• Data records:

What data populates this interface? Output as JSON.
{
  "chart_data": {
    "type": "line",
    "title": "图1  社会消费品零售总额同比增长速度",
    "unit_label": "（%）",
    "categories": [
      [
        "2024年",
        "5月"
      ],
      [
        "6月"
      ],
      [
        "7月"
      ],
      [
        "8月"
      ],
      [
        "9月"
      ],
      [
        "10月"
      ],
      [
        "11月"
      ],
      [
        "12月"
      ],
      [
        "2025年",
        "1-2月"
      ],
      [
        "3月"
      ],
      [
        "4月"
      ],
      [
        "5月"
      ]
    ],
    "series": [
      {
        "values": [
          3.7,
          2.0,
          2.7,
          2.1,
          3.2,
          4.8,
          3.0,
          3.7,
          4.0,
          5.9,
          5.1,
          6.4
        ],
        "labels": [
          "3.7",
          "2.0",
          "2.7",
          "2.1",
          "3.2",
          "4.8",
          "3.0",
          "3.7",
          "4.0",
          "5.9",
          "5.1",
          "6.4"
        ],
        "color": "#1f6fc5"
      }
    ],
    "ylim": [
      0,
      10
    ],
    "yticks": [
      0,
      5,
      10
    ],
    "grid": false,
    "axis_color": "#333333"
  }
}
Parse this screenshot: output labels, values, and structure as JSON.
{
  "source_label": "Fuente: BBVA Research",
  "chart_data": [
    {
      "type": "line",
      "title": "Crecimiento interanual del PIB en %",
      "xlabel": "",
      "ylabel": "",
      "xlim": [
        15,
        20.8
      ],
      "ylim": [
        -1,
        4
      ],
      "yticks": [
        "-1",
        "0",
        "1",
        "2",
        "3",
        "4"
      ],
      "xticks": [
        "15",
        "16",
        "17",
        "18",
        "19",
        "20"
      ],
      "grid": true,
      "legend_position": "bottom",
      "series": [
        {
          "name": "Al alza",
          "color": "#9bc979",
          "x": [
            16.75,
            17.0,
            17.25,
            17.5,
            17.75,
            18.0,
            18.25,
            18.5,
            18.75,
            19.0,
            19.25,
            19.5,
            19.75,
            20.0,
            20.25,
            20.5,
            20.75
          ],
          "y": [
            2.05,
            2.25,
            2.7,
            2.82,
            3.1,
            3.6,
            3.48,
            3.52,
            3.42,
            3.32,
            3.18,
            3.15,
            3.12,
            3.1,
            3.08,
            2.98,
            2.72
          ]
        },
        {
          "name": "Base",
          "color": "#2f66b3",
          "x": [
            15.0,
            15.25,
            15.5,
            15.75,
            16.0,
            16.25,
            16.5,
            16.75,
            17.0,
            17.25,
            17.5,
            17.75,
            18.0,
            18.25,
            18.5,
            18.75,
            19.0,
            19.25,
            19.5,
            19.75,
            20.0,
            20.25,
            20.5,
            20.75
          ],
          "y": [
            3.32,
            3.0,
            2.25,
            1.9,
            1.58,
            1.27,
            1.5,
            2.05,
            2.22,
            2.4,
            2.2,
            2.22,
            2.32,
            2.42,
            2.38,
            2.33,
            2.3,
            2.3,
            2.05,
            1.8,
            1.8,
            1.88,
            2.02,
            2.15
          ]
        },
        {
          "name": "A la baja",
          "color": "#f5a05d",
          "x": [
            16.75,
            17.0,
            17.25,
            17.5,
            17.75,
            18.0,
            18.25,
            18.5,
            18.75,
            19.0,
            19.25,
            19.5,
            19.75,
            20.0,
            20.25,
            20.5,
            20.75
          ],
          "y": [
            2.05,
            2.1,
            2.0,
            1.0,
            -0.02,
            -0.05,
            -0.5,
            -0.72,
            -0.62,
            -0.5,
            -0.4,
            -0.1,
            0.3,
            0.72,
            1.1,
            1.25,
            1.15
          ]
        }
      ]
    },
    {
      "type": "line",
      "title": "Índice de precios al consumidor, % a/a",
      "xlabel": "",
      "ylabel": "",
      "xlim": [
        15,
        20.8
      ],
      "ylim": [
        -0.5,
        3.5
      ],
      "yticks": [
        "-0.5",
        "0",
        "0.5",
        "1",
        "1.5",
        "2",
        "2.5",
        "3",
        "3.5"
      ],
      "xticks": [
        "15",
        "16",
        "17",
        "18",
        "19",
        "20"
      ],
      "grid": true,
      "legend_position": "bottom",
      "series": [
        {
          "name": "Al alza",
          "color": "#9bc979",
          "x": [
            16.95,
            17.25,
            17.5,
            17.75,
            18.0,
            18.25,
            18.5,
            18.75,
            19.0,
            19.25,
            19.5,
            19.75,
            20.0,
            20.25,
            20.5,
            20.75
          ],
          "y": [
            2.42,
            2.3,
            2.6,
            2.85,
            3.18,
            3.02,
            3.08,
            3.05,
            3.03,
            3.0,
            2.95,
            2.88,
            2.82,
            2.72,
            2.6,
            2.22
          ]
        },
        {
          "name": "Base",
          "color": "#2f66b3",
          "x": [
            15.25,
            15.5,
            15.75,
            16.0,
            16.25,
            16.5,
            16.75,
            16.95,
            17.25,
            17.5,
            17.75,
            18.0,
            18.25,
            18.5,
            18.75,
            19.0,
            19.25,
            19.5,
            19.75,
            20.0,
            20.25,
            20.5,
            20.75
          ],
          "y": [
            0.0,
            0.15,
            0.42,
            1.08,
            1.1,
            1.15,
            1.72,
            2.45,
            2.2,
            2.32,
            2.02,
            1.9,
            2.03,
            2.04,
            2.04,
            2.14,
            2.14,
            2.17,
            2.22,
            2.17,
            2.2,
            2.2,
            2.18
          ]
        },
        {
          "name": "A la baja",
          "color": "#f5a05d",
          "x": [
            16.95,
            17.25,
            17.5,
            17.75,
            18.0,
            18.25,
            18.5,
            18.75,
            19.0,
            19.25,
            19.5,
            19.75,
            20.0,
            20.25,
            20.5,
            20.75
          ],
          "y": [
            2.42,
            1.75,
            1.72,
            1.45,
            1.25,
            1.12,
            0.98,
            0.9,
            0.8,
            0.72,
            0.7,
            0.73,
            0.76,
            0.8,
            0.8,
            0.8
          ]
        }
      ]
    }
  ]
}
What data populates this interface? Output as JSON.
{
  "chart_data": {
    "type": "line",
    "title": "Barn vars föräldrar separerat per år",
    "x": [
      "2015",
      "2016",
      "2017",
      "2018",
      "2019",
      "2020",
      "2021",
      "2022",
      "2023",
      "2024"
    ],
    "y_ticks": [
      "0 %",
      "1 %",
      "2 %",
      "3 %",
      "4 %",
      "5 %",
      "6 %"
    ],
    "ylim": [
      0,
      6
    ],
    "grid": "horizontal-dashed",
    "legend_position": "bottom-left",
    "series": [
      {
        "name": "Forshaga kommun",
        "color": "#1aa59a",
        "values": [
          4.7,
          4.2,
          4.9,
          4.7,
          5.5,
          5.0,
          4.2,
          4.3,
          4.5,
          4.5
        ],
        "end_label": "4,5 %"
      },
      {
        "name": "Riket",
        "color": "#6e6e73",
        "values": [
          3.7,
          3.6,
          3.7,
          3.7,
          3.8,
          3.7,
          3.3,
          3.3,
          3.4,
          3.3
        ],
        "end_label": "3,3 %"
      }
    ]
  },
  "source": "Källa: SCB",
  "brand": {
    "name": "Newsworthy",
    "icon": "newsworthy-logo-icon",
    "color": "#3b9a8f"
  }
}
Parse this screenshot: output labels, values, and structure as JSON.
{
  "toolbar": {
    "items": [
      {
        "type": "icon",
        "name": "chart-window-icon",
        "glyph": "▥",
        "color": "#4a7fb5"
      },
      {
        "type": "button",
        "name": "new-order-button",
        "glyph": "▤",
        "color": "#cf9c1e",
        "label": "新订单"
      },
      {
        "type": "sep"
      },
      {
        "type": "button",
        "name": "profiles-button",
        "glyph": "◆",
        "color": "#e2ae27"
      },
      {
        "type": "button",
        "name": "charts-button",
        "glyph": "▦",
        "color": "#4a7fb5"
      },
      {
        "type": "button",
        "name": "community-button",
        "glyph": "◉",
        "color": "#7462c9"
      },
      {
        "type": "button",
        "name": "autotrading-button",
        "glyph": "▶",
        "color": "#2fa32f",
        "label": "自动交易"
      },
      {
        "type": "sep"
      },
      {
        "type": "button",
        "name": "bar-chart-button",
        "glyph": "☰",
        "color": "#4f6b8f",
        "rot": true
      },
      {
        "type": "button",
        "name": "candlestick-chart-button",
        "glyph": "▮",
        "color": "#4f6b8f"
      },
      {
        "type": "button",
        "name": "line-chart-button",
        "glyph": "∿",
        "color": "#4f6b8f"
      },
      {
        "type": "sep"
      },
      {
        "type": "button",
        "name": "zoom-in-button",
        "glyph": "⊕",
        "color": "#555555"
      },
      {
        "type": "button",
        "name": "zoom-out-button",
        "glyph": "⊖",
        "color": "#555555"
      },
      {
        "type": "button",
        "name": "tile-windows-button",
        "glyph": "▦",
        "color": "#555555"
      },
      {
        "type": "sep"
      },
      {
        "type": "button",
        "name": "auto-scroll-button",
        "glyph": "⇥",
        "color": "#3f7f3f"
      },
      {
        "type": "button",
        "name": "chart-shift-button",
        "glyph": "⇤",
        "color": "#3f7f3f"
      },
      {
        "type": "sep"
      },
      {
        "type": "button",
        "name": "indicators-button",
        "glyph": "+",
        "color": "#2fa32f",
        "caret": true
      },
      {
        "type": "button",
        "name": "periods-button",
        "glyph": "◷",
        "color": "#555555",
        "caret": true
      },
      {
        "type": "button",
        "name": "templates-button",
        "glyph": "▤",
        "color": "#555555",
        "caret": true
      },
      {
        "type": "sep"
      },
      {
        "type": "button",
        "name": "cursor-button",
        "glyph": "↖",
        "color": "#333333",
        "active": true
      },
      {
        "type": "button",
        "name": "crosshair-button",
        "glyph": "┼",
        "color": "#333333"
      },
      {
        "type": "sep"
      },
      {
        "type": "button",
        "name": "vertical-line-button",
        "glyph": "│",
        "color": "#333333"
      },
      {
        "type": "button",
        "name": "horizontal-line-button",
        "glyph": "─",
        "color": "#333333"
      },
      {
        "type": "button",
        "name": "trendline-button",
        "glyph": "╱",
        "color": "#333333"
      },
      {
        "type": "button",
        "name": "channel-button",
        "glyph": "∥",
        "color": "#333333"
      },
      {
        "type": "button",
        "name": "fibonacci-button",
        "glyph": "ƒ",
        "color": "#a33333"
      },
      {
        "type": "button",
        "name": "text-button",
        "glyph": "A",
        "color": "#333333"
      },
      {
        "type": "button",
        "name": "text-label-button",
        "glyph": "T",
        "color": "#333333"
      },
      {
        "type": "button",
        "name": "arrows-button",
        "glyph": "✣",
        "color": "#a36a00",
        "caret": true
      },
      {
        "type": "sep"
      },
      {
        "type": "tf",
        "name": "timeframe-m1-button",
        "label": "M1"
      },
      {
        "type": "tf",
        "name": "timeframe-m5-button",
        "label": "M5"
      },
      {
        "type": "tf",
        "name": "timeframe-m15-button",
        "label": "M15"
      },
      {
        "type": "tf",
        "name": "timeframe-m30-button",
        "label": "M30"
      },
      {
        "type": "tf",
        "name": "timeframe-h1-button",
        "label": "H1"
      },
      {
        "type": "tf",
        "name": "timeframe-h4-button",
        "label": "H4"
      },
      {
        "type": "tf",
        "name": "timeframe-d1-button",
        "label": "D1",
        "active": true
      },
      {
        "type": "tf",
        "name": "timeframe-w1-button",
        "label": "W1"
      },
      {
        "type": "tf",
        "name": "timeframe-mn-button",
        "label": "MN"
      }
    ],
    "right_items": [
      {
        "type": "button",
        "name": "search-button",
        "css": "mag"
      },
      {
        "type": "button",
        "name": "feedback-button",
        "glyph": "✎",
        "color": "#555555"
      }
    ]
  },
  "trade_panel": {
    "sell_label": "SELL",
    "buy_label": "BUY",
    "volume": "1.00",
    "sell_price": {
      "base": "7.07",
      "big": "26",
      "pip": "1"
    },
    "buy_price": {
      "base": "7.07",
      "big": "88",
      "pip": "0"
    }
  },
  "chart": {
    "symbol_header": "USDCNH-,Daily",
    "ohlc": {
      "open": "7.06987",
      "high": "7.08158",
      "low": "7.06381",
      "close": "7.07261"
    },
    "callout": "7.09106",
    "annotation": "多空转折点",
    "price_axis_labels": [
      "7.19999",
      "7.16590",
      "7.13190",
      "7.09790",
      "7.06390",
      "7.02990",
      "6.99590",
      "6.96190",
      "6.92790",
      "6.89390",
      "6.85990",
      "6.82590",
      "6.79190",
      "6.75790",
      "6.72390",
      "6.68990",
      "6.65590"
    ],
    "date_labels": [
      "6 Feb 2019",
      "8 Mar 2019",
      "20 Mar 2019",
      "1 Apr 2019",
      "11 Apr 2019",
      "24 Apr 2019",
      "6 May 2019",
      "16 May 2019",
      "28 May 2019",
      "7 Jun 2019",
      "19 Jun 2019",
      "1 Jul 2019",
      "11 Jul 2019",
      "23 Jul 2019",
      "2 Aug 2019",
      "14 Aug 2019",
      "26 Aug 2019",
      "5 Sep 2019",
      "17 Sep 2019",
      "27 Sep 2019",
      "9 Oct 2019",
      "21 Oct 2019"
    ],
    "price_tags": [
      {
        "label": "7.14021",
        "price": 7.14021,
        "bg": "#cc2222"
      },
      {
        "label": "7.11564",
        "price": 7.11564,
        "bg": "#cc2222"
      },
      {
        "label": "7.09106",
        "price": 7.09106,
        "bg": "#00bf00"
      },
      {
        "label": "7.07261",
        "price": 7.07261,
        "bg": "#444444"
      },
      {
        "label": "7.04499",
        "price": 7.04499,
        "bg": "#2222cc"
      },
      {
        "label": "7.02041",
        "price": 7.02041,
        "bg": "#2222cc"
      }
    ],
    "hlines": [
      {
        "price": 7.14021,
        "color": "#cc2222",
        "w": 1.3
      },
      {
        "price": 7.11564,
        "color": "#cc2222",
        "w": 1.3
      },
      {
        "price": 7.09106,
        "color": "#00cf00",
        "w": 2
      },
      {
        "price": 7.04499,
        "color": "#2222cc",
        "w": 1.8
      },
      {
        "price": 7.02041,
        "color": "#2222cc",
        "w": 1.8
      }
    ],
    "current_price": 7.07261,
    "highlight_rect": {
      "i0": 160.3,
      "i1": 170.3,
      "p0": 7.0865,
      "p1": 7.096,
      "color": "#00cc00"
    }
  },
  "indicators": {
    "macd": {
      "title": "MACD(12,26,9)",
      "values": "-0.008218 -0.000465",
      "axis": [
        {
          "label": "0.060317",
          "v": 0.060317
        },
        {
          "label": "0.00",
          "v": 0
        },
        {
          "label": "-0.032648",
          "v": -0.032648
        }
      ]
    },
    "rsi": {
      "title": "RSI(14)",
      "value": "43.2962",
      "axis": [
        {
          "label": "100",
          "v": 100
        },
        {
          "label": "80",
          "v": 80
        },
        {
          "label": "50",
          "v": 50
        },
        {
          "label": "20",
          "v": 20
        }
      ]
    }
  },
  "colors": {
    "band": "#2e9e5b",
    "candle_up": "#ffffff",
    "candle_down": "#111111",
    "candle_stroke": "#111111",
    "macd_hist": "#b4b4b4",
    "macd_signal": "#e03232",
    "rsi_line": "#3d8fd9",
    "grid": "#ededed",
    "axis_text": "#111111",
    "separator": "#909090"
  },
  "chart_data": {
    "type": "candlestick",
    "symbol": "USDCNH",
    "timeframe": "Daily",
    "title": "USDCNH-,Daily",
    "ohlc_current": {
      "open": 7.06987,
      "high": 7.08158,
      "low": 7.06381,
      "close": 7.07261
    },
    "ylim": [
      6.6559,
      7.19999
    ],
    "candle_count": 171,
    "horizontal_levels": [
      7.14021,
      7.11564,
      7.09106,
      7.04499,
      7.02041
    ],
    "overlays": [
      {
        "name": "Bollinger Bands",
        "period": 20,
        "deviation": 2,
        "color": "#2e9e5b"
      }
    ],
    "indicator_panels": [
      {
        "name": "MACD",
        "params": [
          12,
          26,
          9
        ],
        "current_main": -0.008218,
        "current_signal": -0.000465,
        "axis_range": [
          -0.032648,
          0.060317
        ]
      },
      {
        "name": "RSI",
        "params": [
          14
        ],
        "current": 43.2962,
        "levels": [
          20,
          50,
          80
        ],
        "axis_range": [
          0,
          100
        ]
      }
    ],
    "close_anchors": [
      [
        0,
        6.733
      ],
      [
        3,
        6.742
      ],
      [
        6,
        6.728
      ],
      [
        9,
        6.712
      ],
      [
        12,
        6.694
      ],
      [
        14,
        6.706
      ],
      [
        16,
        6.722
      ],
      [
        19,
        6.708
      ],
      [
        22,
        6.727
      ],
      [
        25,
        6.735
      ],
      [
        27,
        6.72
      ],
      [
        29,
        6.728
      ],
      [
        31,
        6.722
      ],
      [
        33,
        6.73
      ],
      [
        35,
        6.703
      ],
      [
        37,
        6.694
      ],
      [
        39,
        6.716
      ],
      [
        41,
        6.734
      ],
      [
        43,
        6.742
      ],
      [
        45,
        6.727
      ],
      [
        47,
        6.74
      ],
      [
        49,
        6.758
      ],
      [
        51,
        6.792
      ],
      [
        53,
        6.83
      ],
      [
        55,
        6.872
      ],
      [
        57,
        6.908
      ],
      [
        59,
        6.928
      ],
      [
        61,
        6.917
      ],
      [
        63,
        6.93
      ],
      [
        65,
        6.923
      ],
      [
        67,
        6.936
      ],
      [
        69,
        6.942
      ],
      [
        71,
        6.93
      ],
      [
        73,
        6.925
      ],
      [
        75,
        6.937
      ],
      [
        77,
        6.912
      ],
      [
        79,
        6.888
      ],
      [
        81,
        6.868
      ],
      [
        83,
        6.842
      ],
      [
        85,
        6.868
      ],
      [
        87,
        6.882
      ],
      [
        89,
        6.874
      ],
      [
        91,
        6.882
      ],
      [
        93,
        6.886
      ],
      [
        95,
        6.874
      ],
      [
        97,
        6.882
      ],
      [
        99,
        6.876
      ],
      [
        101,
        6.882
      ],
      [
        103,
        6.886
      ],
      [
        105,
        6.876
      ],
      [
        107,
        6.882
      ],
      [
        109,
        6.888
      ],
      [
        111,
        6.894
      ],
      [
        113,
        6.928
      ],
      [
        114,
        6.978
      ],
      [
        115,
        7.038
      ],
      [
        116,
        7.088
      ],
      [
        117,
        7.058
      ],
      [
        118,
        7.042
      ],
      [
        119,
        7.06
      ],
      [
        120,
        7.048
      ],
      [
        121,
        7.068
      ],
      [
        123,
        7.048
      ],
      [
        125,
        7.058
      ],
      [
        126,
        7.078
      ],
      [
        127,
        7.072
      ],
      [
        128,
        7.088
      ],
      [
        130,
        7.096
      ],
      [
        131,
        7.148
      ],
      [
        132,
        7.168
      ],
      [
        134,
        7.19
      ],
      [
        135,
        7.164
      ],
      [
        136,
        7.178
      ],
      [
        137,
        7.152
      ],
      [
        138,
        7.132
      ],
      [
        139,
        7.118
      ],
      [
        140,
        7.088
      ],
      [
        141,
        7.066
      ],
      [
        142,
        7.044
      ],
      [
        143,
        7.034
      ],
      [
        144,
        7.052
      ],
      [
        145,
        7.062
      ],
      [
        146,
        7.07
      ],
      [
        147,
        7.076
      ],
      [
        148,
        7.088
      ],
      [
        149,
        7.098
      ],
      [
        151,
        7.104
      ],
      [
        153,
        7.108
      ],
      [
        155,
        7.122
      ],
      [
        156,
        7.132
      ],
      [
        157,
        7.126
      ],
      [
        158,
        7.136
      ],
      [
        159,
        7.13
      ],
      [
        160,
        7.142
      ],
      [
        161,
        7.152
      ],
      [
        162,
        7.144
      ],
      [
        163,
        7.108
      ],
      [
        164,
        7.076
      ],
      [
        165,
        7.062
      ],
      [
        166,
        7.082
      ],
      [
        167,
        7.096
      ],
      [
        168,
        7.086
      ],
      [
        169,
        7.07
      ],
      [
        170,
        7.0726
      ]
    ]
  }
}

• Set problem:
State the number of lines above that hold the string "grid", with nothing added.

• Solution for this task:
5